→ Challenge
Pick out all lines of the entries that include the word "Source" and copy them.

→ Raw data
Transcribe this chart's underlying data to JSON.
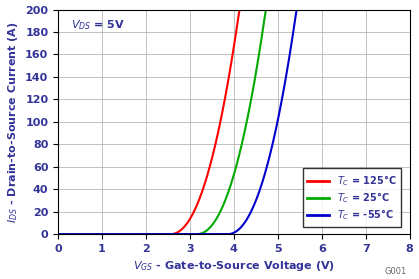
{
  "xlabel": "$V_{GS}$ - Gate-to-Source Voltage (V)",
  "ylabel": "$I_{DS}$ - Drain-to-Source Current (A)",
  "xlim": [
    0,
    8
  ],
  "ylim": [
    0,
    200
  ],
  "xticks": [
    0,
    1,
    2,
    3,
    4,
    5,
    6,
    7,
    8
  ],
  "yticks": [
    0,
    20,
    40,
    60,
    80,
    100,
    120,
    140,
    160,
    180,
    200
  ],
  "curves": {
    "T125": {
      "color": "#ff0000",
      "Vth": 2.55,
      "k": 75.0,
      "n": 2.15
    },
    "T25": {
      "color": "#00aa00",
      "Vth": 3.15,
      "k": 75.0,
      "n": 2.15
    },
    "Tm55": {
      "color": "#0000cc",
      "Vth": 3.85,
      "k": 75.0,
      "n": 2.15
    }
  },
  "legend_colors": [
    "#ff0000",
    "#00aa00",
    "#0000cc"
  ],
  "background_color": "#ffffff",
  "grid_color": "#aaaaaa",
  "annotation_text": "$V_{DS}$ = 5V",
  "watermark": "G001"
}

→ Solution to this problem
  "xlabel": "$V_{GS}$ - Gate-to-Source Voltage (V)",
  "ylabel": "$I_{DS}$ - Drain-to-Source Current (A)",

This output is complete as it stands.